_提供された文章_.

説明

SAR装置

【課題】フルポラリメトリSARにおいて、受信した反射波の交差偏波成分(HV成分、VH成分)のレンジS/A(信号対虚像比)が悪くなるという課題があった。
【解決手段】本発明のSAR装置は、H偏波を受信する第一の受信機と、V偏波を受信する第二の受信機と、周波数変調されたパルス信号を生成し、パルス信号を出力する送信機と、パルス信号が入力される度に、入力されたパルス信号の位相を180度毎に切り替え、出力する移相器と、送信機または移相器から出力されたパルス信号をH偏波で送信し、H偏波の受信信号を受信し、受信したH偏波の受信信号を第一の受信機に出力するH偏波アンテナと、送信機または移相器から出力されたパルス信号をV偏波で送信し、V偏波の受信信号を受信し、受信したV偏波の受信信号を第二の受信機に出力するV偏波アンテナと、を有する。

【発明の詳細な説明】
【技術分野】
【0001】
本発明は、SAR装置に関する。
【背景技術】
【0002】
人工衛星や航空機等の飛翔体を利用したリモートセンシングの分野では、地表の状態を撮像するためのセンサとして、マイクロ波帯を用いる4偏波合成開口レーダ(フルポラリメトリSAR;Synthetic Aperture Radar、以下フルポラリメトリSARと称す)が用いられている。
【0003】
関連するフルポラリメトリSARの技術が、特許文献1に記載されている。特許文献1に記載されたフルポラリメトリSARでは、通常、H偏波(水平偏波)の送信パルスとV偏波(垂直偏波)の送信パルスを交互に送信する。その上で、H偏波の地表反射波とV偏波の地表反射波を、各偏波に対応した2つのアンテナと受信系により同時に受信する。

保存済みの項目
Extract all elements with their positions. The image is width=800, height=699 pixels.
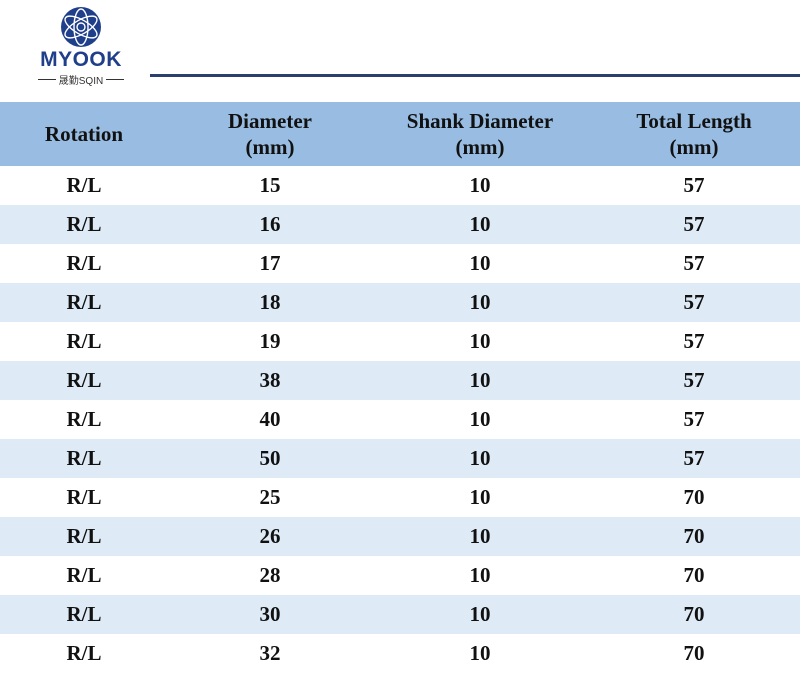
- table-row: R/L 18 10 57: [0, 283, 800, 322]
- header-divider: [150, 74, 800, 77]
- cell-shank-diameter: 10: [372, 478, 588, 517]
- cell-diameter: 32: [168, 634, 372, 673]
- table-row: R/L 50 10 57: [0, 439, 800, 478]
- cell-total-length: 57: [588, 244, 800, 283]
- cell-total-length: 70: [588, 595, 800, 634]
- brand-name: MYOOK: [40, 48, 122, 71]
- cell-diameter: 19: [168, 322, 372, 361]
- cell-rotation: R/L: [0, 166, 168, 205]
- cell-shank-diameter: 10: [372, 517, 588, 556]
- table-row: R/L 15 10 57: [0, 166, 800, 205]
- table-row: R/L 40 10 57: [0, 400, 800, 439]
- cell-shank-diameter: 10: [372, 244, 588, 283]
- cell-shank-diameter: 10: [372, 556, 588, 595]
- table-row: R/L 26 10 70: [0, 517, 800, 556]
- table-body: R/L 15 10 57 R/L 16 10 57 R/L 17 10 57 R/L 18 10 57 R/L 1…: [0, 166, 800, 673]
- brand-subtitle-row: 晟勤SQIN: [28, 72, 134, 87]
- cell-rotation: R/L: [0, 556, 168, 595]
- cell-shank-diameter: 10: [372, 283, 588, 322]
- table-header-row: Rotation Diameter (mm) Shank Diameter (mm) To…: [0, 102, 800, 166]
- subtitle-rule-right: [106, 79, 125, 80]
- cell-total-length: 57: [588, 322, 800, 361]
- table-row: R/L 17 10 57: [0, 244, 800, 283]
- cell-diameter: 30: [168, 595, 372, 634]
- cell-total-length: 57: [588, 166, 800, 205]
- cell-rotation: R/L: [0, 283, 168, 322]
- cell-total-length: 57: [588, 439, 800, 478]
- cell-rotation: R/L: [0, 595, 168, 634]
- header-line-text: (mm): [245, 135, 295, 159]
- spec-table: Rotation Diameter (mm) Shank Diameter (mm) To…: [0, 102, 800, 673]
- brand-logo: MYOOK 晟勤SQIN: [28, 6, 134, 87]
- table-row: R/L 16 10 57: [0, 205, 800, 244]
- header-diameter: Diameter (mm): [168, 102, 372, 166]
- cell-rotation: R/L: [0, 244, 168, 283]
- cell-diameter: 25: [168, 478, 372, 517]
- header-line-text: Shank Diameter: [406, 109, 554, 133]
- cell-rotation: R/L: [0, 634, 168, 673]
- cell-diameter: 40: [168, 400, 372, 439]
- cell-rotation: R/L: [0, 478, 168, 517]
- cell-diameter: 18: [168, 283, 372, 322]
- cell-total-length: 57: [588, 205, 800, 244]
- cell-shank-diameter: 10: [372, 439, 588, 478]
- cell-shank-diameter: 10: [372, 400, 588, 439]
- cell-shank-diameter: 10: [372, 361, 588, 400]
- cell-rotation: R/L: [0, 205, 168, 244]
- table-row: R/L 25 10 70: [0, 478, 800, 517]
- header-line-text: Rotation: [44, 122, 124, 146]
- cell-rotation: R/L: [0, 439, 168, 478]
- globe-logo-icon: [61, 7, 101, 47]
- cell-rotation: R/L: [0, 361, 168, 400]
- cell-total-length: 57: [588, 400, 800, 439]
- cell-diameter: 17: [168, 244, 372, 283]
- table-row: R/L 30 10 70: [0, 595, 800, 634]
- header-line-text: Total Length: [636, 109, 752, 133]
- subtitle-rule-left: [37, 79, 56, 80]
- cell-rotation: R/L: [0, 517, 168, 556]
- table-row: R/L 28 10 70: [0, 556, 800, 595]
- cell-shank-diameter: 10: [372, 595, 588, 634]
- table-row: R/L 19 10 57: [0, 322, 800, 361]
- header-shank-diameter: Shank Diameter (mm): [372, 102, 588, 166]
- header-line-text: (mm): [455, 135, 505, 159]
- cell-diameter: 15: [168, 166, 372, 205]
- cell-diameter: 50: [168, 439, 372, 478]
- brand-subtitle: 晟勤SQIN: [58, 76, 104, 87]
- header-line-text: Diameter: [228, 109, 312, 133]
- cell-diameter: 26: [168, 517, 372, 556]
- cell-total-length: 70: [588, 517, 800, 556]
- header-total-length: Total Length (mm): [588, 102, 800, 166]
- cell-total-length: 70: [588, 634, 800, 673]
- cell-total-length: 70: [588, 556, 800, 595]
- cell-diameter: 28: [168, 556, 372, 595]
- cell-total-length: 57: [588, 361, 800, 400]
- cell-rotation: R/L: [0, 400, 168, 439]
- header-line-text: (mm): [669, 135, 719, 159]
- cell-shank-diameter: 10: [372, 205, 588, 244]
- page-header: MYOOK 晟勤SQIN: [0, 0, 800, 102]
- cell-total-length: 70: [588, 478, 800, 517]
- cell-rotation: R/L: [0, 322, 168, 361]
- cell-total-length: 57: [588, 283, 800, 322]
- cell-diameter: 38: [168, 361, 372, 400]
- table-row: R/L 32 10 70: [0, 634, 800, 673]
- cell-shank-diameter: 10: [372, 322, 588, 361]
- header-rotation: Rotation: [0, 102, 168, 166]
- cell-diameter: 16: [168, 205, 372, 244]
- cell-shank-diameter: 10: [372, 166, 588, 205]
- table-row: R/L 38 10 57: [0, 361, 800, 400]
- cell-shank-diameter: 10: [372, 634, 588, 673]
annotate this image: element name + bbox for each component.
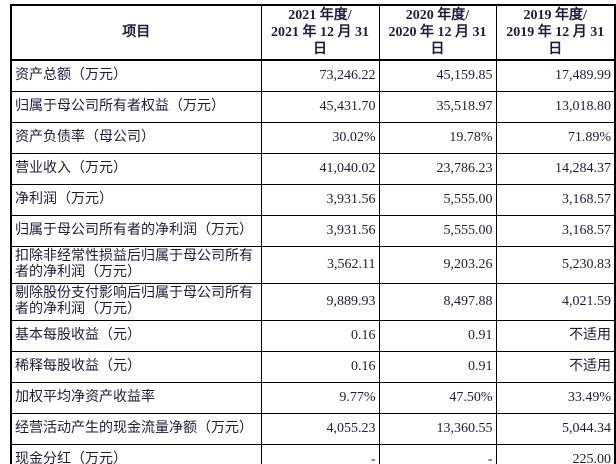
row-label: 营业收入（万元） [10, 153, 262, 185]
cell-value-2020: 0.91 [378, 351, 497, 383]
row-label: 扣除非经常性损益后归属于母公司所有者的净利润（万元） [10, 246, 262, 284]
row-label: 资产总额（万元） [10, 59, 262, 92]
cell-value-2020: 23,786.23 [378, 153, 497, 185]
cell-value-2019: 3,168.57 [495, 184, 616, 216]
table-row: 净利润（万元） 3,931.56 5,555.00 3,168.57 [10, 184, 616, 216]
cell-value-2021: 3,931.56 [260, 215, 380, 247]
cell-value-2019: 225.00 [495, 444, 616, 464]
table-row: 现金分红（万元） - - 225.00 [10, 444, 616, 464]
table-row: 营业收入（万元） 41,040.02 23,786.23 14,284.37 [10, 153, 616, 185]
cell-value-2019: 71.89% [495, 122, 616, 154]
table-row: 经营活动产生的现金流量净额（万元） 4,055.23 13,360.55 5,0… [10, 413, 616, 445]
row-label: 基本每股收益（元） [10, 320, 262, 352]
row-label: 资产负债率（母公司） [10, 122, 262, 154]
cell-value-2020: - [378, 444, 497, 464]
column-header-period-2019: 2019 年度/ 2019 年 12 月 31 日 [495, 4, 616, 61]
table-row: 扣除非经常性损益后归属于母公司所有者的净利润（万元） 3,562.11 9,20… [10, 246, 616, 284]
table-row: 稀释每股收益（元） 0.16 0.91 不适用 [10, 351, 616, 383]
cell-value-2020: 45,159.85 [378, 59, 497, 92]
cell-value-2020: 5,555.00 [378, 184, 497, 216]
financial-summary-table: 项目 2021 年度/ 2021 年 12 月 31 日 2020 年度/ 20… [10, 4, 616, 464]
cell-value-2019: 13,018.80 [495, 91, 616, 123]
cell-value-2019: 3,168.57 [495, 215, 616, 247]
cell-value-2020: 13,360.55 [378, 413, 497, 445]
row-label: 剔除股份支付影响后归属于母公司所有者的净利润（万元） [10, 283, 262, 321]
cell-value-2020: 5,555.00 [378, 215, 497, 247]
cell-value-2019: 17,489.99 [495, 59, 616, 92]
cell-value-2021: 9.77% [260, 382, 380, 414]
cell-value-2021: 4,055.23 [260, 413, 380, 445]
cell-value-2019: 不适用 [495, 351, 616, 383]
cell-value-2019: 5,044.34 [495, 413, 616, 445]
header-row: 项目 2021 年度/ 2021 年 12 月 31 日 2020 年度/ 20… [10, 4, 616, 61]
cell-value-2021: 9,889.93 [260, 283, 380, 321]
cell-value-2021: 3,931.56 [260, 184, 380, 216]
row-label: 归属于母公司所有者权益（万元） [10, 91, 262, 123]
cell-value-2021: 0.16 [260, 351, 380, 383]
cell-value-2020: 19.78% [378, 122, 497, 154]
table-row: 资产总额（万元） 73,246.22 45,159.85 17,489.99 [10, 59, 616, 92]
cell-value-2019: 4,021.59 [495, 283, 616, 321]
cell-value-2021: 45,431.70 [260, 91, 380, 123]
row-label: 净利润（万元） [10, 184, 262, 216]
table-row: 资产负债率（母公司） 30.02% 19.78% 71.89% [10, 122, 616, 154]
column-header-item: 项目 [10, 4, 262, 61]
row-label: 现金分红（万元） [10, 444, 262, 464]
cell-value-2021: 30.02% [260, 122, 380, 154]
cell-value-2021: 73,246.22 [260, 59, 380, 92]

_やること_.
a. 提供された文章によれば、移相器は入力されたパルス信号の位相を何度毎に切り替えるか。
b. 提供された文章の【解決手段】に挙げられた、本発明のSAR装置が有する構成要素をすべて列挙せよ。
c. 次の各記述が提供された文章と合っているかどうかを、はい・いいえで答え、根拠となる文章中の語句をそのまま引用してください。
(i) 第一の受信機はV偏波を受信する。
(ii) フルポラリメトリSARはマイクロ波帯を用いる。
(iii) 特許文献1のフルポラリメトリSARでは、H偏波とV偏波の地表反射波を1つのアンテナで受信する。

_解答_.
a. 180度毎に切り替える。

b. 第一の受信機、第二の受信機、送信機、移相器、H偏波アンテナ、V偏波アンテナ

c.
(i) いいえ。「H偏波を受信する第一の受信機」
(ii) はい。「マイクロ波帯を用いる4偏波合成開口レーダ」
(iii) いいえ。「各偏波に対応した2つのアンテナと受信系により同時に受信する」